**Task description:** Reproduce all of the data below without alteration; exclude every picture.

(Rows from a dataset)

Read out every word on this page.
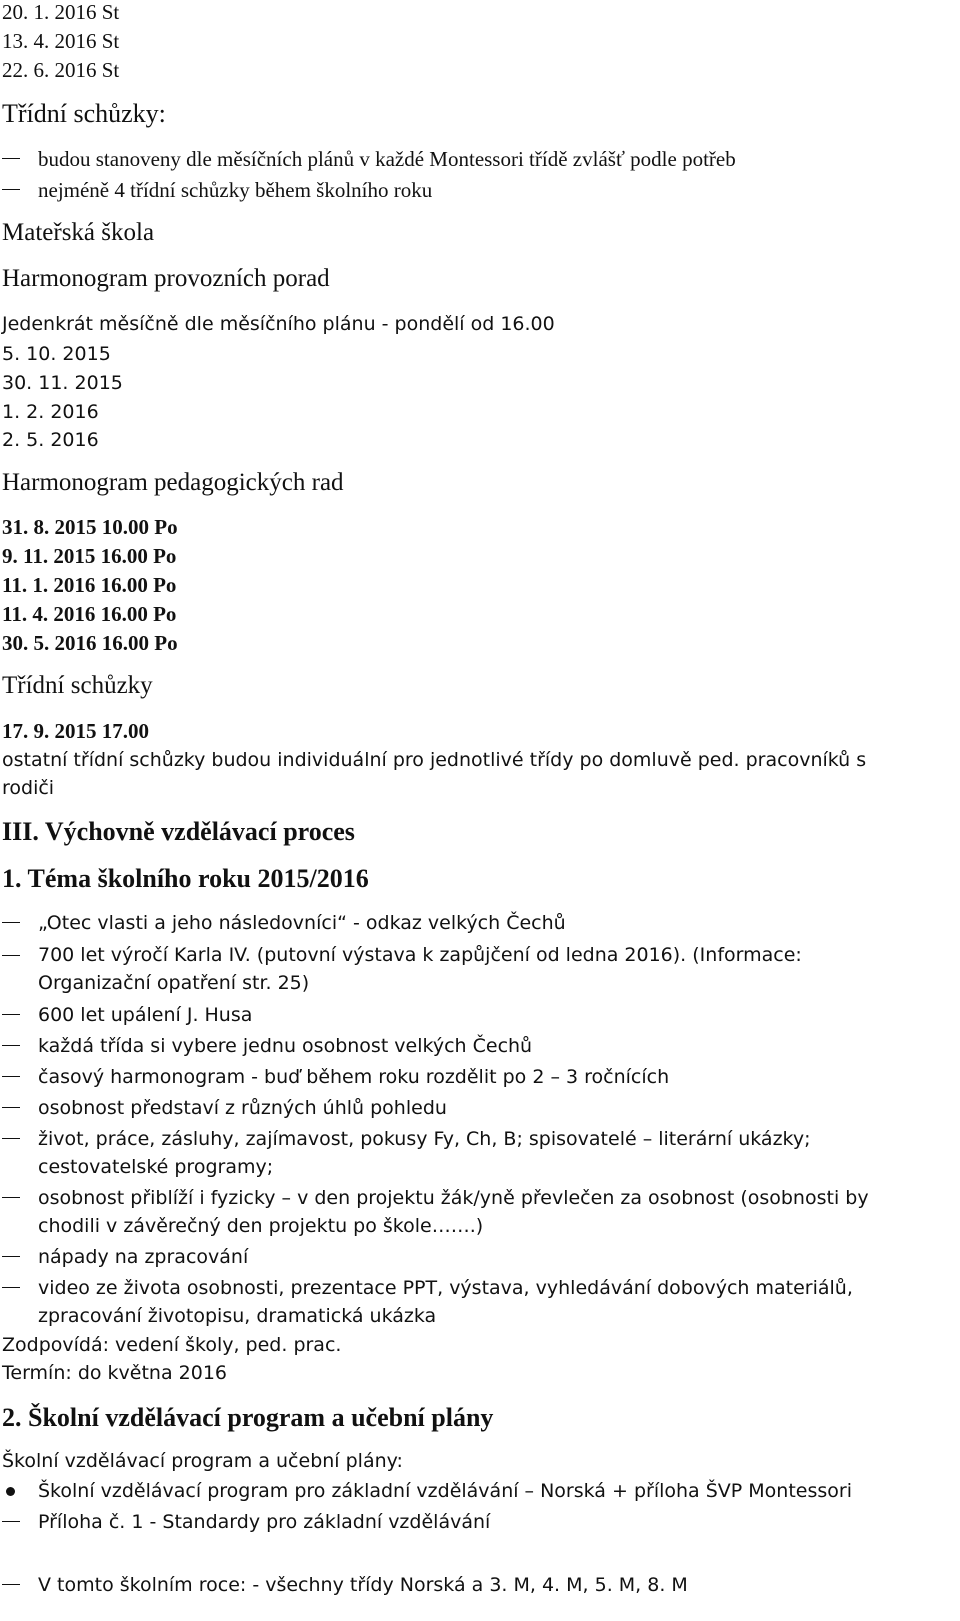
20. 1. 2016 St
13. 4. 2016 St
22. 6. 2016 St
Třídní schůzky:
budou stanoveny dle měsíčních plánů v každé Montessori třídě zvlášť podle potřeb
nejméně 4 třídní schůzky během školního roku
Mateřská škola
Harmonogram provozních porad
Jedenkrát měsíčně dle měsíčního plánu - pondělí od 16.00
5. 10. 2015
30. 11. 2015
1. 2. 2016
2. 5. 2016
Harmonogram pedagogických rad
31. 8. 2015 10.00 Po
9. 11. 2015 16.00 Po
11. 1. 2016 16.00 Po
11. 4. 2016 16.00 Po
30. 5. 2016 16.00 Po
Třídní schůzky
17. 9. 2015 17.00
ostatní třídní schůzky budou individuální pro jednotlivé třídy po domluvě ped. pracovníků s
rodiči
III. Výchovně vzdělávací proces
1. Téma školního roku 2015/2016
„Otec vlasti a jeho následovníci“ - odkaz velkých Čechů
700 let výročí Karla IV. (putovní výstava k zapůjčení od ledna 2016). (Informace:
Organizační opatření str. 25)
600 let upálení J. Husa
každá třída si vybere jednu osobnost velkých Čechů
časový harmonogram - buď během roku rozdělit po 2 – 3 ročnících
osobnost představí z různých úhlů pohledu
život, práce, zásluhy, zajímavost, pokusy Fy, Ch, B; spisovatelé – literární ukázky;
cestovatelské programy;
osobnost přiblíží i fyzicky – v den projektu žák/yně převlečen za osobnost (osobnosti by
chodili v závěrečný den projektu po škole…….)
nápady na zpracování
video ze života osobnosti, prezentace PPT, výstava, vyhledávání dobových materiálů,
zpracování životopisu, dramatická ukázka
Zodpovídá: vedení školy, ped. prac.
Termín: do května 2016
2. Školní vzdělávací program a učební plány
Školní vzdělávací program a učební plány:
Školní vzdělávací program pro základní vzdělávání – Norská + příloha ŠVP Montessori
Příloha č. 1 - Standardy pro základní vzdělávání
V tomto školním roce: - všechny třídy Norská a 3. M, 4. M, 5. M, 8. M
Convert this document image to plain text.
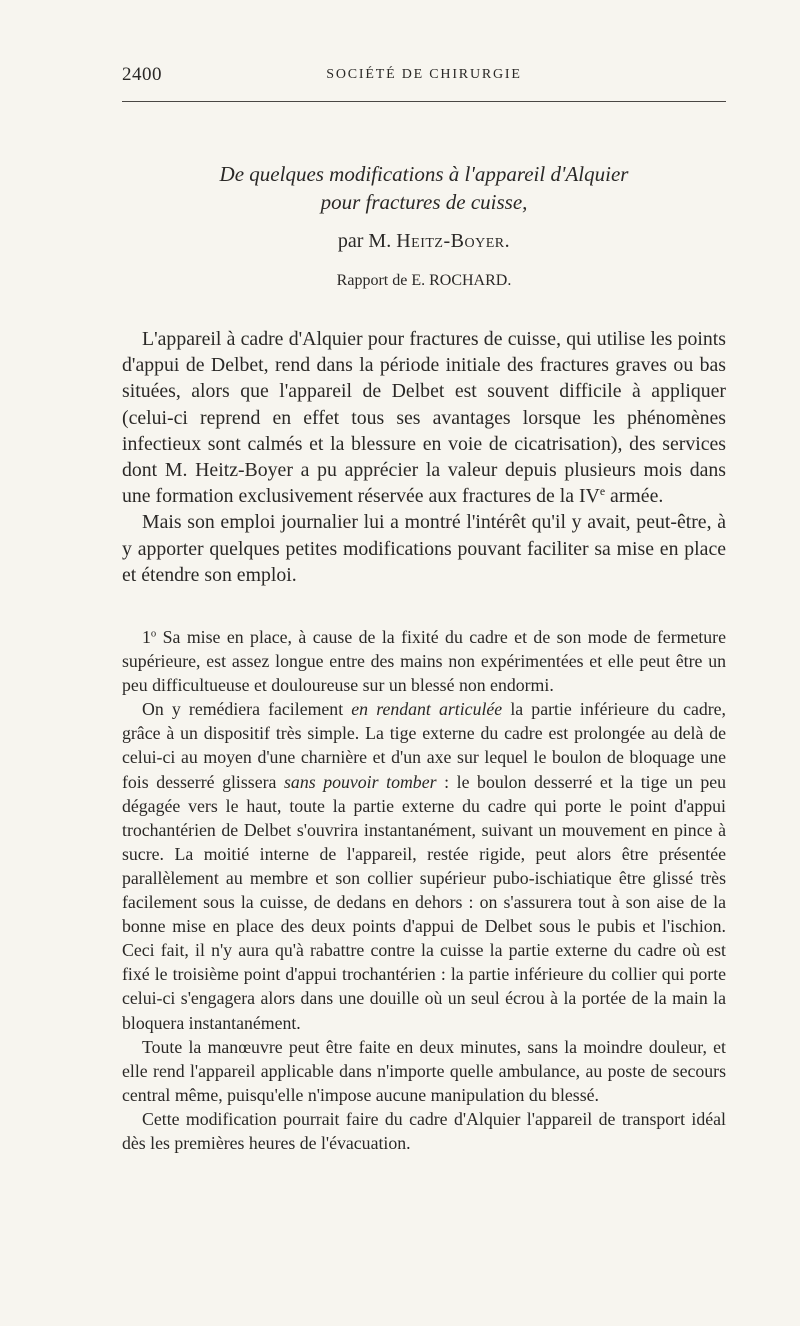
2400	SOCIÉTÉ DE CHIRURGIE
De quelques modifications à l'appareil d'Alquier
pour fractures de cuisse,
par M. Heitz-Boyer.
Rapport de E. ROCHARD.

L'appareil à cadre d'Alquier pour fractures de cuisse, qui utilise les points d'appui de Delbet, rend dans la période initiale des fractures graves ou bas situées, alors que l'appareil de Delbet est souvent difficile à appliquer (celui-ci reprend en effet tous ses avantages lorsque les phénomènes infectieux sont calmés et la blessure en voie de cicatrisation), des services dont M. Heitz-Boyer a pu apprécier la valeur depuis plusieurs mois dans une formation exclusivement réservée aux fractures de la IVe armée.

Mais son emploi journalier lui a montré l'intérêt qu'il y avait, peut-être, à y apporter quelques petites modifications pouvant faciliter sa mise en place et étendre son emploi.

1$^o$ Sa mise en place, à cause de la fixité du cadre et de son mode de fermeture supérieure, est assez longue entre des mains non expérimentées et elle peut être un peu difficultueuse et douloureuse sur un blessé non endormi.

On y remédiera facilement en rendant articulée la partie inférieure du cadre, grâce à un dispositif très simple. La tige externe du cadre est prolongée au delà de celui-ci au moyen d'une charnière et d'un axe sur lequel le boulon de bloquage une fois desserré glissera sans pouvoir tomber : le boulon desserré et la tige un peu dégagée vers le haut, toute la partie externe du cadre qui porte le point d'appui trochantérien de Delbet s'ouvrira instantanément, suivant un mouvement en pince à sucre. La moitié interne de l'appareil, restée rigide, peut alors être présentée parallèlement au membre et son collier supérieur pubo-ischiatique être glissé très facilement sous la cuisse, de dedans en dehors : on s'assurera tout à son aise de la bonne mise en place des deux points d'appui de Delbet sous le pubis et l'ischion. Ceci fait, il n'y aura qu'à rabattre contre la cuisse la partie externe du cadre où est fixé le troisième point d'appui trochantérien : la partie inférieure du collier qui porte celui-ci s'engagera alors dans une douille où un seul écrou à la portée de la main la bloquera instantanément.

Toute la manœuvre peut être faite en deux minutes, sans la moindre douleur, et elle rend l'appareil applicable dans n'importe quelle ambulance, au poste de secours central même, puisqu'elle n'impose aucune manipulation du blessé.

Cette modification pourrait faire du cadre d'Alquier l'appareil de transport idéal dès les premières heures de l'évacuation.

**Full solution:**
Read out every word on this page.
20. 1. 2016 St
13. 4. 2016 St
22. 6. 2016 St
Třídní schůzky:
budou stanoveny dle měsíčních plánů v každé Montessori třídě zvlášť podle potřeb
nejméně 4 třídní schůzky během školního roku
Mateřská škola
Harmonogram provozních porad
Jedenkrát měsíčně dle měsíčního plánu - pondělí od 16.00
5. 10. 2015
30. 11. 2015
1. 2. 2016
2. 5. 2016
Harmonogram pedagogických rad
31. 8. 2015 10.00 Po
9. 11. 2015 16.00 Po
11. 1. 2016 16.00 Po
11. 4. 2016 16.00 Po
30. 5. 2016 16.00 Po
Třídní schůzky
17. 9. 2015 17.00
ostatní třídní schůzky budou individuální pro jednotlivé třídy po domluvě ped. pracovníků s
rodiči
III. Výchovně vzdělávací proces
1. Téma školního roku 2015/2016
„Otec vlasti a jeho následovníci“ - odkaz velkých Čechů
700 let výročí Karla IV. (putovní výstava k zapůjčení od ledna 2016). (Informace:
Organizační opatření str. 25)
600 let upálení J. Husa
každá třída si vybere jednu osobnost velkých Čechů
časový harmonogram - buď během roku rozdělit po 2 – 3 ročnících
osobnost představí z různých úhlů pohledu
život, práce, zásluhy, zajímavost, pokusy Fy, Ch, B; spisovatelé – literární ukázky;
cestovatelské programy;
osobnost přiblíží i fyzicky – v den projektu žák/yně převlečen za osobnost (osobnosti by
chodili v závěrečný den projektu po škole…….)
nápady na zpracování
video ze života osobnosti, prezentace PPT, výstava, vyhledávání dobových materiálů,
zpracování životopisu, dramatická ukázka
Zodpovídá: vedení školy, ped. prac.
Termín: do května 2016
2. Školní vzdělávací program a učební plány
Školní vzdělávací program a učební plány:
Školní vzdělávací program pro základní vzdělávání – Norská + příloha ŠVP Montessori
Příloha č. 1 - Standardy pro základní vzdělávání
V tomto školním roce: - všechny třídy Norská a 3. M, 4. M, 5. M, 8. M
Convert this document image to plain text.
2400	SOCIÉTÉ DE CHIRURGIE
De quelques modifications à l'appareil d'Alquier
pour fractures de cuisse,
par M. Heitz-Boyer.
Rapport de E. ROCHARD.

L'appareil à cadre d'Alquier pour fractures de cuisse, qui utilise les points d'appui de Delbet, rend dans la période initiale des fractures graves ou bas situées, alors que l'appareil de Delbet est souvent difficile à appliquer (celui-ci reprend en effet tous ses avantages lorsque les phénomènes infectieux sont calmés et la blessure en voie de cicatrisation), des services dont M. Heitz-Boyer a pu apprécier la valeur depuis plusieurs mois dans une formation exclusivement réservée aux fractures de la IVe armée.

Mais son emploi journalier lui a montré l'intérêt qu'il y avait, peut-être, à y apporter quelques petites modifications pouvant faciliter sa mise en place et étendre son emploi.

1$^o$ Sa mise en place, à cause de la fixité du cadre et de son mode de fermeture supérieure, est assez longue entre des mains non expérimentées et elle peut être un peu difficultueuse et douloureuse sur un blessé non endormi.

On y remédiera facilement en rendant articulée la partie inférieure du cadre, grâce à un dispositif très simple. La tige externe du cadre est prolongée au delà de celui-ci au moyen d'une charnière et d'un axe sur lequel le boulon de bloquage une fois desserré glissera sans pouvoir tomber : le boulon desserré et la tige un peu dégagée vers le haut, toute la partie externe du cadre qui porte le point d'appui trochantérien de Delbet s'ouvrira instantanément, suivant un mouvement en pince à sucre. La moitié interne de l'appareil, restée rigide, peut alors être présentée parallèlement au membre et son collier supérieur pubo-ischiatique être glissé très facilement sous la cuisse, de dedans en dehors : on s'assurera tout à son aise de la bonne mise en place des deux points d'appui de Delbet sous le pubis et l'ischion. Ceci fait, il n'y aura qu'à rabattre contre la cuisse la partie externe du cadre où est fixé le troisième point d'appui trochantérien : la partie inférieure du collier qui porte celui-ci s'engagera alors dans une douille où un seul écrou à la portée de la main la bloquera instantanément.

Toute la manœuvre peut être faite en deux minutes, sans la moindre douleur, et elle rend l'appareil applicable dans n'importe quelle ambulance, au poste de secours central même, puisqu'elle n'impose aucune manipulation du blessé.

Cette modification pourrait faire du cadre d'Alquier l'appareil de transport idéal dès les premières heures de l'évacuation.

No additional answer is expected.